The entries need to be copied exactly.

--------------------

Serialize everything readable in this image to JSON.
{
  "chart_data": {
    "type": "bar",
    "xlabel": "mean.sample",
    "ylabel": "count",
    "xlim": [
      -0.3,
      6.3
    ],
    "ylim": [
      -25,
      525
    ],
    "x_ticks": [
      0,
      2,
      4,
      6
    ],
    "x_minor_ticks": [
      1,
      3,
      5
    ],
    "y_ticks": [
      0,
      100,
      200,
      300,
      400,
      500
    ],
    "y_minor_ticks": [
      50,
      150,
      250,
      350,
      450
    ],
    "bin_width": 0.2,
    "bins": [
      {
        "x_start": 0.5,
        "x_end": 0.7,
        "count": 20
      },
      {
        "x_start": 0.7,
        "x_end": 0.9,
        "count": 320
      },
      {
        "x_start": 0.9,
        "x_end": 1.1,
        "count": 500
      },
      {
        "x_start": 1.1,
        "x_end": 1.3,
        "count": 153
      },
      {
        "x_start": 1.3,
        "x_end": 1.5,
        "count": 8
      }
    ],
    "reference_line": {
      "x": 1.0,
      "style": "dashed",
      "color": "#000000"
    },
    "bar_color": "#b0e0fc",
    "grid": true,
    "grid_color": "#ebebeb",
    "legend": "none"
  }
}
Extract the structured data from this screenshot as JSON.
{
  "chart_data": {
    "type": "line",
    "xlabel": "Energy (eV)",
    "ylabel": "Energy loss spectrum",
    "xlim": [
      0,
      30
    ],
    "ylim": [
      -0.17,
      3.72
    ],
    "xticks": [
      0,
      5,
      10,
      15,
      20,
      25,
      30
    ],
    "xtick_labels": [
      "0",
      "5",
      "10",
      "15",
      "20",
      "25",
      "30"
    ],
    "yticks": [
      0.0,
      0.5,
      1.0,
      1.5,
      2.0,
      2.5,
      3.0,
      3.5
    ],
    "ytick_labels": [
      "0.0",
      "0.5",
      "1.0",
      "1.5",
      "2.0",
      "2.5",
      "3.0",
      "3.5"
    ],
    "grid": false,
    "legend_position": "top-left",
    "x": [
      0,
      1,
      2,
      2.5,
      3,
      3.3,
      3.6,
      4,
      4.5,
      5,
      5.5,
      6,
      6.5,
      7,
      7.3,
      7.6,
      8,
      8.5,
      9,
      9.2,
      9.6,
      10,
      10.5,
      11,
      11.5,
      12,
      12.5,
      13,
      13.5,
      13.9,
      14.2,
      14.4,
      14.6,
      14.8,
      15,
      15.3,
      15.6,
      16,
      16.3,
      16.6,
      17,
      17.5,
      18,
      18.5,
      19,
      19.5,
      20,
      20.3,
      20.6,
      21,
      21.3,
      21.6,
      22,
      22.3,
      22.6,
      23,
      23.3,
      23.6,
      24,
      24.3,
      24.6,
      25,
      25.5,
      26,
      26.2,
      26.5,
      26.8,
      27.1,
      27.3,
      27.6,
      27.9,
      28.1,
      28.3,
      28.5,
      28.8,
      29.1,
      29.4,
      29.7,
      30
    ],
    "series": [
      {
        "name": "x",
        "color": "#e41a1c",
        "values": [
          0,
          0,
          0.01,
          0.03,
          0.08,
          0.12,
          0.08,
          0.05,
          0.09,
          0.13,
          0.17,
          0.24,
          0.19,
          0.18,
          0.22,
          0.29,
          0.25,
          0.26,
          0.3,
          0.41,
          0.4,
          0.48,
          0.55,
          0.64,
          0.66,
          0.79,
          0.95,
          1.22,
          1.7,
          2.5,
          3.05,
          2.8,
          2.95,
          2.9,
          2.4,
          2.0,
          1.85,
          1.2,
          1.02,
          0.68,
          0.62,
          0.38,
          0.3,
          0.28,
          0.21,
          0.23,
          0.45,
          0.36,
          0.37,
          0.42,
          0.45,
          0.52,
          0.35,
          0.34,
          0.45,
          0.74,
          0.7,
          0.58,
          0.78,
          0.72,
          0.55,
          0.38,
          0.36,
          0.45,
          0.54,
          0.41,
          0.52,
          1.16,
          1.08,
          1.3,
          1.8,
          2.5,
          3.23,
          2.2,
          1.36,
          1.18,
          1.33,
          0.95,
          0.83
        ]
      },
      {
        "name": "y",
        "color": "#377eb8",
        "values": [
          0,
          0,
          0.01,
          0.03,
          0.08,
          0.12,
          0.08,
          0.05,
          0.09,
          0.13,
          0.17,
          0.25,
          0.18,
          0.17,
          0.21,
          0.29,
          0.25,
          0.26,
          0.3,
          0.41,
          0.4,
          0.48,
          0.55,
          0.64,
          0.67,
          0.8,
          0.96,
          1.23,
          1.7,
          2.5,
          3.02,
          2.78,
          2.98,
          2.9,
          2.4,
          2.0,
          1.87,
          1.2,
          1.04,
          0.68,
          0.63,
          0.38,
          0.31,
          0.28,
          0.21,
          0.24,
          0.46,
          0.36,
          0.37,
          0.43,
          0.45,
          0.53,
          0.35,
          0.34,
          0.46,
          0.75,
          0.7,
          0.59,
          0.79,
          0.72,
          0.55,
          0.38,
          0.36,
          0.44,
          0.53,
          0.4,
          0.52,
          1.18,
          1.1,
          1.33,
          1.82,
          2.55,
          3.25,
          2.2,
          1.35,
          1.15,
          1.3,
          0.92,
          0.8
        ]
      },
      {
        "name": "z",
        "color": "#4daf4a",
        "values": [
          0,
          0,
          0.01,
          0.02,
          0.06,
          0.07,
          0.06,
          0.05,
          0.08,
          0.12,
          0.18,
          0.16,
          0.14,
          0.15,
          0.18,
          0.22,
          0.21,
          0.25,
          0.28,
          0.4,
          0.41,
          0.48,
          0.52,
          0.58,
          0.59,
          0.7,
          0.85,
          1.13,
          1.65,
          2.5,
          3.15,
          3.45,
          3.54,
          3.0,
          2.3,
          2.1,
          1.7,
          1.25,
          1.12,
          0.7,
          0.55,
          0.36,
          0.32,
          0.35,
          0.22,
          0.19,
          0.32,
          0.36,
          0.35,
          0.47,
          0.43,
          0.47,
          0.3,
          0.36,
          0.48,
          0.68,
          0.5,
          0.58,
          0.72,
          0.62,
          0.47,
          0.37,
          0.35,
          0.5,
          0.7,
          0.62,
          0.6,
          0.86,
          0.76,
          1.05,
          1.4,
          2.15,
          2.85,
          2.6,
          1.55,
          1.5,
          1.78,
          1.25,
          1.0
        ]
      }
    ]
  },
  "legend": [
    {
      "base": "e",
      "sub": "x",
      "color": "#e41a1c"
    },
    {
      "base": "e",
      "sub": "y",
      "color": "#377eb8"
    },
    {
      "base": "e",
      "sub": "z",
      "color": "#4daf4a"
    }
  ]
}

--------------------

RESPONSE TO THE TASK:
Serialize everything readable in this image to JSON.
{
  "chart_data": {
    "type": "bar",
    "xlabel": "mean.sample",
    "ylabel": "count",
    "xlim": [
      -0.3,
      6.3
    ],
    "ylim": [
      -25,
      525
    ],
    "x_ticks": [
      0,
      2,
      4,
      6
    ],
    "x_minor_ticks": [
      1,
      3,
      5
    ],
    "y_ticks": [
      0,
      100,
      200,
      300,
      400,
      500
    ],
    "y_minor_ticks": [
      50,
      150,
      250,
      350,
      450
    ],
    "bin_width": 0.2,
    "bins": [
      {
        "x_start": 0.5,
        "x_end": 0.7,
        "count": 20
      },
      {
        "x_start": 0.7,
        "x_end": 0.9,
        "count": 320
      },
      {
        "x_start": 0.9,
        "x_end": 1.1,
        "count": 500
      },
      {
        "x_start": 1.1,
        "x_end": 1.3,
        "count": 153
      },
      {
        "x_start": 1.3,
        "x_end": 1.5,
        "count": 8
      }
    ],
    "reference_line": {
      "x": 1.0,
      "style": "dashed",
      "color": "#000000"
    },
    "bar_color": "#b0e0fc",
    "grid": true,
    "grid_color": "#ebebeb",
    "legend": "none"
  }
}
Extract the structured data from this screenshot as JSON.
{
  "chart_data": {
    "type": "line",
    "xlabel": "Energy (eV)",
    "ylabel": "Energy loss spectrum",
    "xlim": [
      0,
      30
    ],
    "ylim": [
      -0.17,
      3.72
    ],
    "xticks": [
      0,
      5,
      10,
      15,
      20,
      25,
      30
    ],
    "xtick_labels": [
      "0",
      "5",
      "10",
      "15",
      "20",
      "25",
      "30"
    ],
    "yticks": [
      0.0,
      0.5,
      1.0,
      1.5,
      2.0,
      2.5,
      3.0,
      3.5
    ],
    "ytick_labels": [
      "0.0",
      "0.5",
      "1.0",
      "1.5",
      "2.0",
      "2.5",
      "3.0",
      "3.5"
    ],
    "grid": false,
    "legend_position": "top-left",
    "x": [
      0,
      1,
      2,
      2.5,
      3,
      3.3,
      3.6,
      4,
      4.5,
      5,
      5.5,
      6,
      6.5,
      7,
      7.3,
      7.6,
      8,
      8.5,
      9,
      9.2,
      9.6,
      10,
      10.5,
      11,
      11.5,
      12,
      12.5,
      13,
      13.5,
      13.9,
      14.2,
      14.4,
      14.6,
      14.8,
      15,
      15.3,
      15.6,
      16,
      16.3,
      16.6,
      17,
      17.5,
      18,
      18.5,
      19,
      19.5,
      20,
      20.3,
      20.6,
      21,
      21.3,
      21.6,
      22,
      22.3,
      22.6,
      23,
      23.3,
      23.6,
      24,
      24.3,
      24.6,
      25,
      25.5,
      26,
      26.2,
      26.5,
      26.8,
      27.1,
      27.3,
      27.6,
      27.9,
      28.1,
      28.3,
      28.5,
      28.8,
      29.1,
      29.4,
      29.7,
      30
    ],
    "series": [
      {
        "name": "x",
        "color": "#e41a1c",
        "values": [
          0,
          0,
          0.01,
          0.03,
          0.08,
          0.12,
          0.08,
          0.05,
          0.09,
          0.13,
          0.17,
          0.24,
          0.19,
          0.18,
          0.22,
          0.29,
          0.25,
          0.26,
          0.3,
          0.41,
          0.4,
          0.48,
          0.55,
          0.64,
          0.66,
          0.79,
          0.95,
          1.22,
          1.7,
          2.5,
          3.05,
          2.8,
          2.95,
          2.9,
          2.4,
          2.0,
          1.85,
          1.2,
          1.02,
          0.68,
          0.62,
          0.38,
          0.3,
          0.28,
          0.21,
          0.23,
          0.45,
          0.36,
          0.37,
          0.42,
          0.45,
          0.52,
          0.35,
          0.34,
          0.45,
          0.74,
          0.7,
          0.58,
          0.78,
          0.72,
          0.55,
          0.38,
          0.36,
          0.45,
          0.54,
          0.41,
          0.52,
          1.16,
          1.08,
          1.3,
          1.8,
          2.5,
          3.23,
          2.2,
          1.36,
          1.18,
          1.33,
          0.95,
          0.83
        ]
      },
      {
        "name": "y",
        "color": "#377eb8",
        "values": [
          0,
          0,
          0.01,
          0.03,
          0.08,
          0.12,
          0.08,
          0.05,
          0.09,
          0.13,
          0.17,
          0.25,
          0.18,
          0.17,
          0.21,
          0.29,
          0.25,
          0.26,
          0.3,
          0.41,
          0.4,
          0.48,
          0.55,
          0.64,
          0.67,
          0.8,
          0.96,
          1.23,
          1.7,
          2.5,
          3.02,
          2.78,
          2.98,
          2.9,
          2.4,
          2.0,
          1.87,
          1.2,
          1.04,
          0.68,
          0.63,
          0.38,
          0.31,
          0.28,
          0.21,
          0.24,
          0.46,
          0.36,
          0.37,
          0.43,
          0.45,
          0.53,
          0.35,
          0.34,
          0.46,
          0.75,
          0.7,
          0.59,
          0.79,
          0.72,
          0.55,
          0.38,
          0.36,
          0.44,
          0.53,
          0.4,
          0.52,
          1.18,
          1.1,
          1.33,
          1.82,
          2.55,
          3.25,
          2.2,
          1.35,
          1.15,
          1.3,
          0.92,
          0.8
        ]
      },
      {
        "name": "z",
        "color": "#4daf4a",
        "values": [
          0,
          0,
          0.01,
          0.02,
          0.06,
          0.07,
          0.06,
          0.05,
          0.08,
          0.12,
          0.18,
          0.16,
          0.14,
          0.15,
          0.18,
          0.22,
          0.21,
          0.25,
          0.28,
          0.4,
          0.41,
          0.48,
          0.52,
          0.58,
          0.59,
          0.7,
          0.85,
          1.13,
          1.65,
          2.5,
          3.15,
          3.45,
          3.54,
          3.0,
          2.3,
          2.1,
          1.7,
          1.25,
          1.12,
          0.7,
          0.55,
          0.36,
          0.32,
          0.35,
          0.22,
          0.19,
          0.32,
          0.36,
          0.35,
          0.47,
          0.43,
          0.47,
          0.3,
          0.36,
          0.48,
          0.68,
          0.5,
          0.58,
          0.72,
          0.62,
          0.47,
          0.37,
          0.35,
          0.5,
          0.7,
          0.62,
          0.6,
          0.86,
          0.76,
          1.05,
          1.4,
          2.15,
          2.85,
          2.6,
          1.55,
          1.5,
          1.78,
          1.25,
          1.0
        ]
      }
    ]
  },
  "legend": [
    {
      "base": "e",
      "sub": "x",
      "color": "#e41a1c"
    },
    {
      "base": "e",
      "sub": "y",
      "color": "#377eb8"
    },
    {
      "base": "e",
      "sub": "z",
      "color": "#4daf4a"
    }
  ]
}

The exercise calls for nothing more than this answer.